Dataset excerpts =>
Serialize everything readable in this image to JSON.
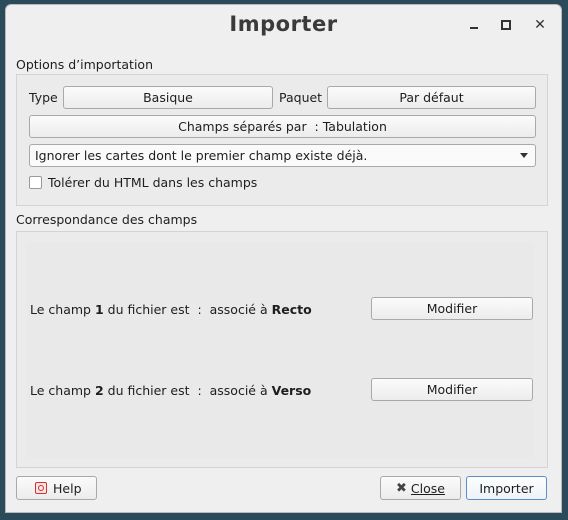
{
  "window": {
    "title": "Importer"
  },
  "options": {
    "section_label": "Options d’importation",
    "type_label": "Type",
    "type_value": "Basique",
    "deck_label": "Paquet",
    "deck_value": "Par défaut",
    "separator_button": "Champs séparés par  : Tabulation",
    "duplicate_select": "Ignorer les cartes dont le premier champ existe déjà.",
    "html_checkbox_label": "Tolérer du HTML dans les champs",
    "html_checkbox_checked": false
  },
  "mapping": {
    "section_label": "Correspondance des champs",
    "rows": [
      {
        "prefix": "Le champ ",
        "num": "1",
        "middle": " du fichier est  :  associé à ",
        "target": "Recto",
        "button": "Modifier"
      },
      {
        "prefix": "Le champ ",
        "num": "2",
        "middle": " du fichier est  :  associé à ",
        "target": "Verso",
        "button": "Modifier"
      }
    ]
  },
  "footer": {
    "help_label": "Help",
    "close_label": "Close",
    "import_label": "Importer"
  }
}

What you will do => Leave out the pictures, and give all the records again exactly.

Answer to the problem =>
Serialize everything readable in this image to JSON.
{
  "window": {
    "title": "Importer"
  },
  "options": {
    "section_label": "Options d’importation",
    "type_label": "Type",
    "type_value": "Basique",
    "deck_label": "Paquet",
    "deck_value": "Par défaut",
    "separator_button": "Champs séparés par  : Tabulation",
    "duplicate_select": "Ignorer les cartes dont le premier champ existe déjà.",
    "html_checkbox_label": "Tolérer du HTML dans les champs",
    "html_checkbox_checked": false
  },
  "mapping": {
    "section_label": "Correspondance des champs",
    "rows": [
      {
        "prefix": "Le champ ",
        "num": "1",
        "middle": " du fichier est  :  associé à ",
        "target": "Recto",
        "button": "Modifier"
      },
      {
        "prefix": "Le champ ",
        "num": "2",
        "middle": " du fichier est  :  associé à ",
        "target": "Verso",
        "button": "Modifier"
      }
    ]
  },
  "footer": {
    "help_label": "Help",
    "close_label": "Close",
    "import_label": "Importer"
  }
}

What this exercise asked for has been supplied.